WRITTEN TASK: Can you write out all of the material below, word for word?

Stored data
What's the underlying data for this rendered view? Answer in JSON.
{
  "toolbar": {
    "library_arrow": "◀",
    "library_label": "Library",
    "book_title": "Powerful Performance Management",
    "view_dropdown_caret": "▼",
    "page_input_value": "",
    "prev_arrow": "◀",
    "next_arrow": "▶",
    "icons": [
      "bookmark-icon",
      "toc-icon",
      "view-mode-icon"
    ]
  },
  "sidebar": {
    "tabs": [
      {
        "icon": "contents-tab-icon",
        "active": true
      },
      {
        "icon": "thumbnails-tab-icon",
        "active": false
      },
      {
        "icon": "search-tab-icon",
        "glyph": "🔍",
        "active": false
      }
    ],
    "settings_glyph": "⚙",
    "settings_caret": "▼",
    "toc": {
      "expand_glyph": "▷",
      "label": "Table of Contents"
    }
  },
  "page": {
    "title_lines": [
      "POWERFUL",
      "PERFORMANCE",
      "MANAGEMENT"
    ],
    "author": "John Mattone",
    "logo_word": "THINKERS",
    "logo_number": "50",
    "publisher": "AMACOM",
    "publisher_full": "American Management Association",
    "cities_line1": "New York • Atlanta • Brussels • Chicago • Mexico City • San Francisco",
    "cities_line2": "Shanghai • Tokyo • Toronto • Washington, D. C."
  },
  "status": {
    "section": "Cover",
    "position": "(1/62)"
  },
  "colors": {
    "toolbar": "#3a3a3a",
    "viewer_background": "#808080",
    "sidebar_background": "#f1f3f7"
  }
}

THE REPLY:
What's the underlying data for this rendered view? Answer in JSON.
{
  "toolbar": {
    "library_arrow": "◀",
    "library_label": "Library",
    "book_title": "Powerful Performance Management",
    "view_dropdown_caret": "▼",
    "page_input_value": "",
    "prev_arrow": "◀",
    "next_arrow": "▶",
    "icons": [
      "bookmark-icon",
      "toc-icon",
      "view-mode-icon"
    ]
  },
  "sidebar": {
    "tabs": [
      {
        "icon": "contents-tab-icon",
        "active": true
      },
      {
        "icon": "thumbnails-tab-icon",
        "active": false
      },
      {
        "icon": "search-tab-icon",
        "glyph": "🔍",
        "active": false
      }
    ],
    "settings_glyph": "⚙",
    "settings_caret": "▼",
    "toc": {
      "expand_glyph": "▷",
      "label": "Table of Contents"
    }
  },
  "page": {
    "title_lines": [
      "POWERFUL",
      "PERFORMANCE",
      "MANAGEMENT"
    ],
    "author": "John Mattone",
    "logo_word": "THINKERS",
    "logo_number": "50",
    "publisher": "AMACOM",
    "publisher_full": "American Management Association",
    "cities_line1": "New York • Atlanta • Brussels • Chicago • Mexico City • San Francisco",
    "cities_line2": "Shanghai • Tokyo • Toronto • Washington, D. C."
  },
  "status": {
    "section": "Cover",
    "position": "(1/62)"
  },
  "colors": {
    "toolbar": "#3a3a3a",
    "viewer_background": "#808080",
    "sidebar_background": "#f1f3f7"
  }
}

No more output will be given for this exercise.